> [Aim] Each entry below should be returned exactly as is, with the pictures removed.
------
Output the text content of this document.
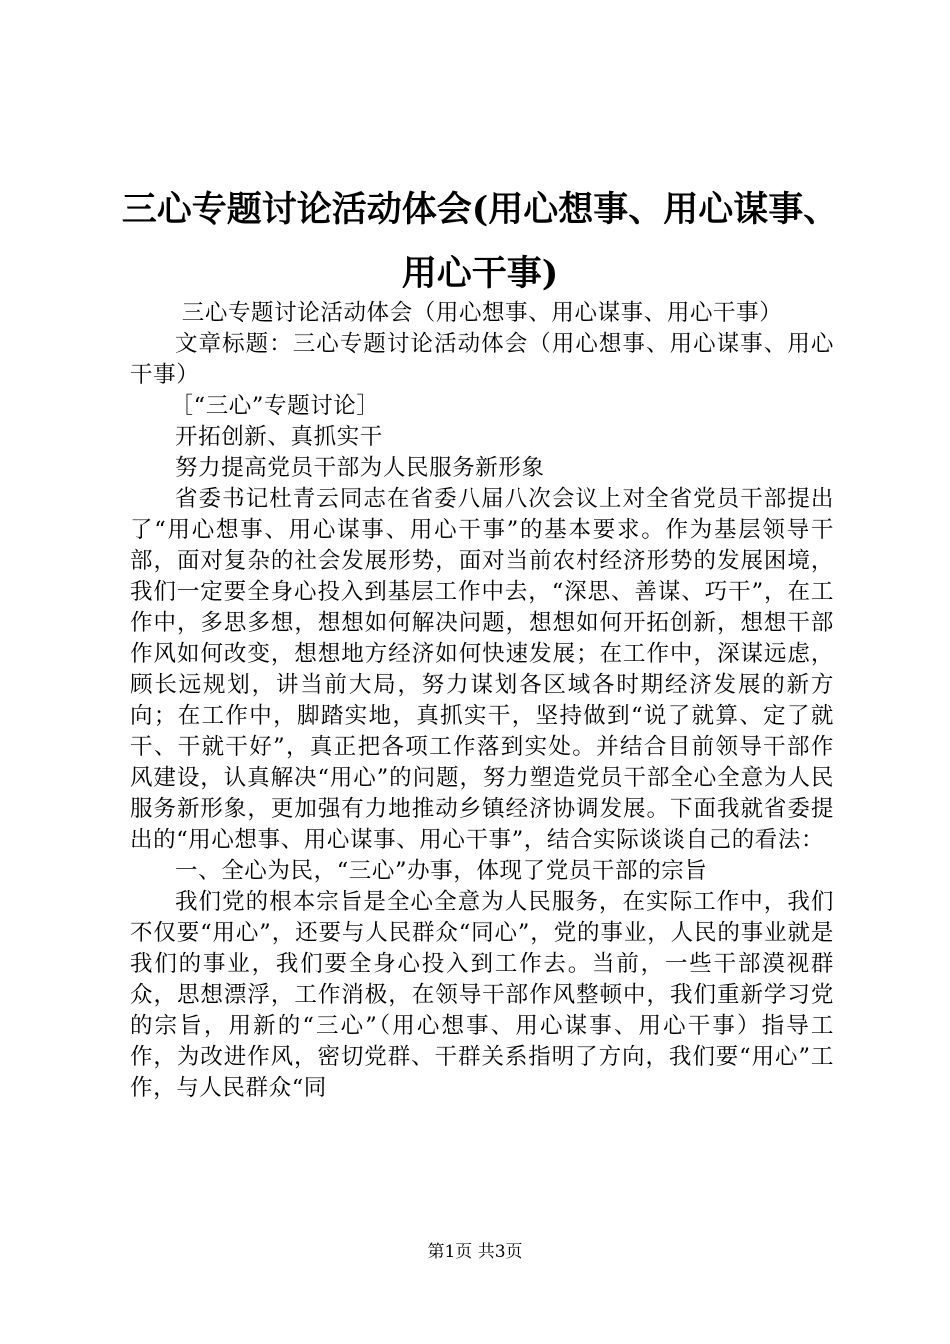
三心专题讨论活动体会(用心想事、用心谋事、用心干事)

三心专题讨论活动体会（用心想事、用心谋事、用心干事）

文章标题：三心专题讨论活动体会（用心想事、用心谋事、用心干事）

［“三心”专题讨论］

开拓创新、真抓实干

努力提高党员干部为人民服务新形象

省委书记杜青云同志在省委八届八次会议上对全省党员干部提出了“用心想事、用心谋事、用心干事”的基本要求。作为基层领导干部，面对复杂的社会发展形势，面对当前农村经济形势的发展困境，我们一定要全身心投入到基层工作中去，“深思、善谋、巧干”，在工作中，多思多想，想想如何解决问题，想想如何开拓创新，想想干部作风如何改变，想想地方经济如何快速发展；在工作中，深谋远虑，顾长远规划，讲当前大局，努力谋划各区域各时期经济发展的新方向；在工作中，脚踏实地，真抓实干，坚持做到“说了就算、定了就干、干就干好”，真正把各项工作落到实处。并结合目前领导干部作风建设，认真解决“用心”的问题，努力塑造党员干部全心全意为人民服务新形象，更加强有力地推动乡镇经济协调发展。下面我就省委提出的“用心想事、用心谋事、用心干事”，结合实际谈谈自己的看法：

一、全心为民，“三心”办事，体现了党员干部的宗旨

我们党的根本宗旨是全心全意为人民服务，在实际工作中，我们不仅要“用心”，还要与人民群众“同心”，党的事业，人民的事业就是我们的事业，我们要全身心投入到工作去。当前，一些干部漠视群众，思想漂浮，工作消极，在领导干部作风整顿中，我们重新学习党的宗旨，用新的“三心”（用心想事、用心谋事、用心干事）指导工作，为改进作风，密切党群、干群关系指明了方向，我们要“用心”工作，与人民群众“同

第1页 共3页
------
> [Result of the exercise]
Output the text content of this document.
三心专题讨论活动体会(用心想事、用心谋事、用心干事)

三心专题讨论活动体会（用心想事、用心谋事、用心干事）

文章标题：三心专题讨论活动体会（用心想事、用心谋事、用心干事）

［“三心”专题讨论］

开拓创新、真抓实干

努力提高党员干部为人民服务新形象

省委书记杜青云同志在省委八届八次会议上对全省党员干部提出了“用心想事、用心谋事、用心干事”的基本要求。作为基层领导干部，面对复杂的社会发展形势，面对当前农村经济形势的发展困境，我们一定要全身心投入到基层工作中去，“深思、善谋、巧干”，在工作中，多思多想，想想如何解决问题，想想如何开拓创新，想想干部作风如何改变，想想地方经济如何快速发展；在工作中，深谋远虑，顾长远规划，讲当前大局，努力谋划各区域各时期经济发展的新方向；在工作中，脚踏实地，真抓实干，坚持做到“说了就算、定了就干、干就干好”，真正把各项工作落到实处。并结合目前领导干部作风建设，认真解决“用心”的问题，努力塑造党员干部全心全意为人民服务新形象，更加强有力地推动乡镇经济协调发展。下面我就省委提出的“用心想事、用心谋事、用心干事”，结合实际谈谈自己的看法：

一、全心为民，“三心”办事，体现了党员干部的宗旨

我们党的根本宗旨是全心全意为人民服务，在实际工作中，我们不仅要“用心”，还要与人民群众“同心”，党的事业，人民的事业就是我们的事业，我们要全身心投入到工作去。当前，一些干部漠视群众，思想漂浮，工作消极，在领导干部作风整顿中，我们重新学习党的宗旨，用新的“三心”（用心想事、用心谋事、用心干事）指导工作，为改进作风，密切党群、干群关系指明了方向，我们要“用心”工作，与人民群众“同

第1页 共3页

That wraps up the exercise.